Source records:

□ □ □

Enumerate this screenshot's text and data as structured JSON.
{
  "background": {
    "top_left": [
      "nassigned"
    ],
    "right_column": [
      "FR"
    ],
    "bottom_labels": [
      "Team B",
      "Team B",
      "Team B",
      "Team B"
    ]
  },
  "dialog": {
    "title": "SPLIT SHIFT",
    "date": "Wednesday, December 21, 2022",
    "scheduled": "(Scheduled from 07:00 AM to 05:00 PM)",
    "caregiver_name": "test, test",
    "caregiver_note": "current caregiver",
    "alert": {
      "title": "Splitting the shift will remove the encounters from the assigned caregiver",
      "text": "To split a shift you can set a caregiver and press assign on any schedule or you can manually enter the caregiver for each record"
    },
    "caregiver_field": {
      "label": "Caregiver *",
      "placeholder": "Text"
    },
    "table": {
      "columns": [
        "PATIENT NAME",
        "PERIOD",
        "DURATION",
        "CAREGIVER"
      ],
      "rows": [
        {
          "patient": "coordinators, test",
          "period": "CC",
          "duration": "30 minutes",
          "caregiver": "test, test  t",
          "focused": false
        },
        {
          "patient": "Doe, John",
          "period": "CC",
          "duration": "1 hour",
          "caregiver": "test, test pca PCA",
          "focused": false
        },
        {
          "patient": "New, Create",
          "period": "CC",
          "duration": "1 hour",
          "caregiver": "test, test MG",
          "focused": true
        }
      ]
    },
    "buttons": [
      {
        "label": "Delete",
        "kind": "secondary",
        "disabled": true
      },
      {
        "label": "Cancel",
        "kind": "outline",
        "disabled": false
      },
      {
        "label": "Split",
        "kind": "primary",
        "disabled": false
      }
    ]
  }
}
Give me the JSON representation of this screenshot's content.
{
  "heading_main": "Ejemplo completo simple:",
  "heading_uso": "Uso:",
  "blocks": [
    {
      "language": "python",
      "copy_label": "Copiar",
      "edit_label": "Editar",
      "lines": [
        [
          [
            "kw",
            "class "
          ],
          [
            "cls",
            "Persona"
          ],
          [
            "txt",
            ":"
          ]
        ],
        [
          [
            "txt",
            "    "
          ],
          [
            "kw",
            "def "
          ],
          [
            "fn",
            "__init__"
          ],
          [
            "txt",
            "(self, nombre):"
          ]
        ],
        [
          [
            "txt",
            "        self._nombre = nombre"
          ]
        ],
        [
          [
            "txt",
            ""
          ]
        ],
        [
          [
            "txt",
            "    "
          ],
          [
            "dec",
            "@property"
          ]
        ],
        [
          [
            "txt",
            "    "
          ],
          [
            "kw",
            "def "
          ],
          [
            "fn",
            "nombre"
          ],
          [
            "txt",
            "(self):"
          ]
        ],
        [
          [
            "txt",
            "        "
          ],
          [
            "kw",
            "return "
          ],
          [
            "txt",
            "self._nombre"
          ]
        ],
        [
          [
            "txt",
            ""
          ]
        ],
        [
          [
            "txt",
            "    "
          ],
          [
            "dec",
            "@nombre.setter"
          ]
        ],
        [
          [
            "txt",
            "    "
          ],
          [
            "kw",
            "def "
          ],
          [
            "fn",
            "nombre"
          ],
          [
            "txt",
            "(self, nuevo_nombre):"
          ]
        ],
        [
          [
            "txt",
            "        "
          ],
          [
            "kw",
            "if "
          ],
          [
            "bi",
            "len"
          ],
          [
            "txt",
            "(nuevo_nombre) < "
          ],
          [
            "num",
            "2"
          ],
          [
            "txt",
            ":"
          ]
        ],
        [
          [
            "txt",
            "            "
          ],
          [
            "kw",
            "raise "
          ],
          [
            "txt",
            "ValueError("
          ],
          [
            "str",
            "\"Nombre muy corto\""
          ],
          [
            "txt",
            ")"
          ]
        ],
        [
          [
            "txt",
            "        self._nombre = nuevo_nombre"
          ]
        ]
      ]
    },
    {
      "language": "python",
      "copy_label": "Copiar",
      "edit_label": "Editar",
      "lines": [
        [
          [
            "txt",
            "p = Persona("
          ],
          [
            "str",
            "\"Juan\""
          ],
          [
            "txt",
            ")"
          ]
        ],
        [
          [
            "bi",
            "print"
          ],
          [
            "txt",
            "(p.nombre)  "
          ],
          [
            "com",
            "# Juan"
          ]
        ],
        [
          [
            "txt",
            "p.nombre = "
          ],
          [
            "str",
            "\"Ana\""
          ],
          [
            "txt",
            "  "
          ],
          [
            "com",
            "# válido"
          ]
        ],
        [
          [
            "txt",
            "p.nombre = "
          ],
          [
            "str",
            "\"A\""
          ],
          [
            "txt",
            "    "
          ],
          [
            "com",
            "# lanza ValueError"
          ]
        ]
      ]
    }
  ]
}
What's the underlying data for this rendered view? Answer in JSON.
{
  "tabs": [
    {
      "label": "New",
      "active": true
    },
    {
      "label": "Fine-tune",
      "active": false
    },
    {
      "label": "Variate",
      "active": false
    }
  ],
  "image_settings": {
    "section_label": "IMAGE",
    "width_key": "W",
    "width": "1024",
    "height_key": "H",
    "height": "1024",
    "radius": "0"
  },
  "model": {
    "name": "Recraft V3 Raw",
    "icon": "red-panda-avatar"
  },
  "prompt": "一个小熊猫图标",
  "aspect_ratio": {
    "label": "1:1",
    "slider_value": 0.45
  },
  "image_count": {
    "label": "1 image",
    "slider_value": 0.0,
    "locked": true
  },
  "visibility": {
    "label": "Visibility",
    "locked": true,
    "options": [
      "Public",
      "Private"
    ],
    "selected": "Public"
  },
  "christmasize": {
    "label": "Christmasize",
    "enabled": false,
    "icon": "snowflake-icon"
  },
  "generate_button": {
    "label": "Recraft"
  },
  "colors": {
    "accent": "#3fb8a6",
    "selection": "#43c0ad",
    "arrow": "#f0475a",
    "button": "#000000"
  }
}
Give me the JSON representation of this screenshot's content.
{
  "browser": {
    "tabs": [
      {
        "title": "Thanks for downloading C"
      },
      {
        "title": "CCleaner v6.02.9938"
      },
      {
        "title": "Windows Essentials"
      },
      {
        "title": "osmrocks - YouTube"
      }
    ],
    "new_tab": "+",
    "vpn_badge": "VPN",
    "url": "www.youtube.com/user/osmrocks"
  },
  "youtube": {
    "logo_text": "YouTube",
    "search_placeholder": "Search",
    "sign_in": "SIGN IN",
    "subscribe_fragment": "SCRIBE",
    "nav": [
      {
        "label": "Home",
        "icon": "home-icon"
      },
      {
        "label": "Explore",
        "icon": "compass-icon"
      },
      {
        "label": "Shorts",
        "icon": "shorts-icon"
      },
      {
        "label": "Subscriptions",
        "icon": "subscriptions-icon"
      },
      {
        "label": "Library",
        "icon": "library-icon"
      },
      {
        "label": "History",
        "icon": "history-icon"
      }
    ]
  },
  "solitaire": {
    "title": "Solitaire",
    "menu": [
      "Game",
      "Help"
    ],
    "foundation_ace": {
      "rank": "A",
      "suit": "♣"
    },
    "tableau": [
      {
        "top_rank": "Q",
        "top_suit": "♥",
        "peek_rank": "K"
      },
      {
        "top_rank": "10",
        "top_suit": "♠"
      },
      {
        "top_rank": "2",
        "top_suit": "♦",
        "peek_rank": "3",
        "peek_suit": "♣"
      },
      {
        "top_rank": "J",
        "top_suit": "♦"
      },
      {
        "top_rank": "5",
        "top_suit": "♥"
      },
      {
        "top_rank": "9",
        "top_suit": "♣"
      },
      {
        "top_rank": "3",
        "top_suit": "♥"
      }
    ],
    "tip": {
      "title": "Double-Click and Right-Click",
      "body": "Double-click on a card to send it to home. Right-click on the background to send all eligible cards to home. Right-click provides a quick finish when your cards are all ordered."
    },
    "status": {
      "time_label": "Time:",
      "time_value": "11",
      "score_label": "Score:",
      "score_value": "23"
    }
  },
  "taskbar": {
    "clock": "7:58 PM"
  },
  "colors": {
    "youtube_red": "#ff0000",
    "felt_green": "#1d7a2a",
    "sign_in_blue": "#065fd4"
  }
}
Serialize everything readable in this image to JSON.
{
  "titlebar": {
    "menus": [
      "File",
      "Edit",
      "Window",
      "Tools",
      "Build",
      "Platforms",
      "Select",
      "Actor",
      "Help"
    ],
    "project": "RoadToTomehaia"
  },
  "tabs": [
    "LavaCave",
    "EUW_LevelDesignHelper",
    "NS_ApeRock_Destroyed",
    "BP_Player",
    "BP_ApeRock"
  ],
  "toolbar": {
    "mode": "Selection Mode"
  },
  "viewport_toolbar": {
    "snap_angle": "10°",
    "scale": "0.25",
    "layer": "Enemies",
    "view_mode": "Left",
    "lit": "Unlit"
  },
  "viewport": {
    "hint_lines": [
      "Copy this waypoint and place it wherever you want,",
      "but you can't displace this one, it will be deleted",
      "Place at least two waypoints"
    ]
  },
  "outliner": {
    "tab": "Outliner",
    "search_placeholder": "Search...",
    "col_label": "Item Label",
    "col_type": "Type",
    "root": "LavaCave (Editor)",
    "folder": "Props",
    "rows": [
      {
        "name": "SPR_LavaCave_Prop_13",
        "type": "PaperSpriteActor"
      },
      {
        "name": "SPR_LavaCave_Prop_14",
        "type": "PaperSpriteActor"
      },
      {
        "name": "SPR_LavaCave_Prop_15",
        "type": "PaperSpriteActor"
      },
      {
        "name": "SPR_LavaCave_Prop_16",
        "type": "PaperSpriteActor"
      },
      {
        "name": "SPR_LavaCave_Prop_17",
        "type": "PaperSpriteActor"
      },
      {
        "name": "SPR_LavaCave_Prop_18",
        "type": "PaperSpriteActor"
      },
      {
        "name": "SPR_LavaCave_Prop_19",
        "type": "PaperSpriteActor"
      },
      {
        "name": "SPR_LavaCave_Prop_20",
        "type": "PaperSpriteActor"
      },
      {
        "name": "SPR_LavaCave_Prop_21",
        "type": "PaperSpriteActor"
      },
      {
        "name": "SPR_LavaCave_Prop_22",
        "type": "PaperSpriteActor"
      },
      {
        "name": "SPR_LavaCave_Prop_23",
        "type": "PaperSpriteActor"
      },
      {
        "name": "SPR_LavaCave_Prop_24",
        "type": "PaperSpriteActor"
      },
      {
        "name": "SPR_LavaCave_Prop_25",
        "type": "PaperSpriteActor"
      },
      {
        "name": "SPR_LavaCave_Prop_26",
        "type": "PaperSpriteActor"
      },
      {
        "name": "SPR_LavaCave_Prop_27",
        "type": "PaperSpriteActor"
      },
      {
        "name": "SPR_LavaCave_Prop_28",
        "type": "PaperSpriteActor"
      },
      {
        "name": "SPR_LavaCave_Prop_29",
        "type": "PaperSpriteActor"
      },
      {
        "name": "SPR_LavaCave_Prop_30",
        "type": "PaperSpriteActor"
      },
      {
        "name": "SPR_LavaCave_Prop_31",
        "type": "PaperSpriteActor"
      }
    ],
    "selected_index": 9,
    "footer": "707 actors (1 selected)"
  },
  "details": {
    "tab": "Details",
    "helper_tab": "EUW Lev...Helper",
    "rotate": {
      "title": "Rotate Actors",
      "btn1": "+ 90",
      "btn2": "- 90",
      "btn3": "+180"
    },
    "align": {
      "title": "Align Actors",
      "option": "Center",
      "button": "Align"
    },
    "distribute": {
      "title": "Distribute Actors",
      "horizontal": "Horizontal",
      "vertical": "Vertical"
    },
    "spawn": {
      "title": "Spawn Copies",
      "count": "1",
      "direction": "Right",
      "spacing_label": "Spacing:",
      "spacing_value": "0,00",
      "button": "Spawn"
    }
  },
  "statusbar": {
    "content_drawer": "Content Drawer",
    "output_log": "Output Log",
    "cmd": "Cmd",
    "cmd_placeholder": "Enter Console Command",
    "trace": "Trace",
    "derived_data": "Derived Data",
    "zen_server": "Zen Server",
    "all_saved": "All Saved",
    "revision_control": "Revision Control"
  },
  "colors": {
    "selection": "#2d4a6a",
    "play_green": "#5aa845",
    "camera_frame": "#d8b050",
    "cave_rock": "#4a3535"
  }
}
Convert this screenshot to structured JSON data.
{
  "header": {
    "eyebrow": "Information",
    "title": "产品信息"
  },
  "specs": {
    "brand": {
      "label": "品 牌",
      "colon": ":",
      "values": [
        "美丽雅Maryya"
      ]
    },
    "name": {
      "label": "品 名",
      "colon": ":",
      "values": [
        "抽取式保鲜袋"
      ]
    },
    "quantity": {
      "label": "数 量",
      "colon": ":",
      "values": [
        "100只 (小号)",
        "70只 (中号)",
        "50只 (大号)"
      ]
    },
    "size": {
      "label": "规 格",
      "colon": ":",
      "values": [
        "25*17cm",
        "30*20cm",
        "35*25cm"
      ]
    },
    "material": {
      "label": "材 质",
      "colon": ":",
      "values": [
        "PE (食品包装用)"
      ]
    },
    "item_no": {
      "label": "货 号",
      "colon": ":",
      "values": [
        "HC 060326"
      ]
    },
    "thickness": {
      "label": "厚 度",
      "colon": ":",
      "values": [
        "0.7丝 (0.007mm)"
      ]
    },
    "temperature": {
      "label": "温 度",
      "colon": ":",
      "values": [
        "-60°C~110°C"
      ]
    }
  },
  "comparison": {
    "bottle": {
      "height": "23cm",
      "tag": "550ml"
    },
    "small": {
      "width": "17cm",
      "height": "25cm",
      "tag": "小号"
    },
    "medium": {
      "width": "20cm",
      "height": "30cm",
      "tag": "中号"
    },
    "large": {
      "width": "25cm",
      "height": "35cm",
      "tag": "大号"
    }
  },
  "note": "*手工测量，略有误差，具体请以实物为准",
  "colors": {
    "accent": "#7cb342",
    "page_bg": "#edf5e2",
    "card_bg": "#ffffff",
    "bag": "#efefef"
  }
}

□ □ □

◆ WORK TO BE COMPLETED
Filter out all lines lacking the word "osmrocks" and copy the rest.

◆ FINISHED ANSWER
        "title": "osmrocks - YouTube"
    "url": "www.youtube.com/user/osmrocks"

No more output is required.